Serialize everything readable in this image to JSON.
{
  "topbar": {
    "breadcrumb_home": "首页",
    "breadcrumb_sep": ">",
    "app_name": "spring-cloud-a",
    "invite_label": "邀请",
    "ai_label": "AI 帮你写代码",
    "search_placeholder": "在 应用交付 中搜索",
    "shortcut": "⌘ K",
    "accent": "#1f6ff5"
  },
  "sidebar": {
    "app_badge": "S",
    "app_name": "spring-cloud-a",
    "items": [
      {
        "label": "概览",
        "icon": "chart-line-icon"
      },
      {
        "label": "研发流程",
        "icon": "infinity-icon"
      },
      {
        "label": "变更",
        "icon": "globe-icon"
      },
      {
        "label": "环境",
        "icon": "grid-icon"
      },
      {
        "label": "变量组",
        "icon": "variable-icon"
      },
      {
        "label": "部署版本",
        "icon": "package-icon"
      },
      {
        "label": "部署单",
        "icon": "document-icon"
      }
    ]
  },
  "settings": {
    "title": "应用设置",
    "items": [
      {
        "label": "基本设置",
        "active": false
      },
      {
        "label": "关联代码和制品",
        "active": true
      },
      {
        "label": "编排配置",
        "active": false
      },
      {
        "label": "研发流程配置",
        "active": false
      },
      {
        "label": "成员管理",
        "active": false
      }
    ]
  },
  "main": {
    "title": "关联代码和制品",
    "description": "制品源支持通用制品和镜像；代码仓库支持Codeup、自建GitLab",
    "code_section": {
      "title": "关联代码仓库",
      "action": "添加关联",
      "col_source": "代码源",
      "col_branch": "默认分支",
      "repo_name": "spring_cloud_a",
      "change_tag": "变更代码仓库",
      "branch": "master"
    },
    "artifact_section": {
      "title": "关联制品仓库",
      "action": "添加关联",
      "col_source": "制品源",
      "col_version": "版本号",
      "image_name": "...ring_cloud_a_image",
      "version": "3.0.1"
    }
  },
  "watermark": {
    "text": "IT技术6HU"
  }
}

==============================

• _EXERCISE GOAL_: The data above must be returned in full, exactly as written.

• _TASK OUTPUT_:
Serialize everything readable in this image to JSON.
{
  "topbar": {
    "breadcrumb_home": "首页",
    "breadcrumb_sep": ">",
    "app_name": "spring-cloud-a",
    "invite_label": "邀请",
    "ai_label": "AI 帮你写代码",
    "search_placeholder": "在 应用交付 中搜索",
    "shortcut": "⌘ K",
    "accent": "#1f6ff5"
  },
  "sidebar": {
    "app_badge": "S",
    "app_name": "spring-cloud-a",
    "items": [
      {
        "label": "概览",
        "icon": "chart-line-icon"
      },
      {
        "label": "研发流程",
        "icon": "infinity-icon"
      },
      {
        "label": "变更",
        "icon": "globe-icon"
      },
      {
        "label": "环境",
        "icon": "grid-icon"
      },
      {
        "label": "变量组",
        "icon": "variable-icon"
      },
      {
        "label": "部署版本",
        "icon": "package-icon"
      },
      {
        "label": "部署单",
        "icon": "document-icon"
      }
    ]
  },
  "settings": {
    "title": "应用设置",
    "items": [
      {
        "label": "基本设置",
        "active": false
      },
      {
        "label": "关联代码和制品",
        "active": true
      },
      {
        "label": "编排配置",
        "active": false
      },
      {
        "label": "研发流程配置",
        "active": false
      },
      {
        "label": "成员管理",
        "active": false
      }
    ]
  },
  "main": {
    "title": "关联代码和制品",
    "description": "制品源支持通用制品和镜像；代码仓库支持Codeup、自建GitLab",
    "code_section": {
      "title": "关联代码仓库",
      "action": "添加关联",
      "col_source": "代码源",
      "col_branch": "默认分支",
      "repo_name": "spring_cloud_a",
      "change_tag": "变更代码仓库",
      "branch": "master"
    },
    "artifact_section": {
      "title": "关联制品仓库",
      "action": "添加关联",
      "col_source": "制品源",
      "col_version": "版本号",
      "image_name": "...ring_cloud_a_image",
      "version": "3.0.1"
    }
  },
  "watermark": {
    "text": "IT技术6HU"
  }
}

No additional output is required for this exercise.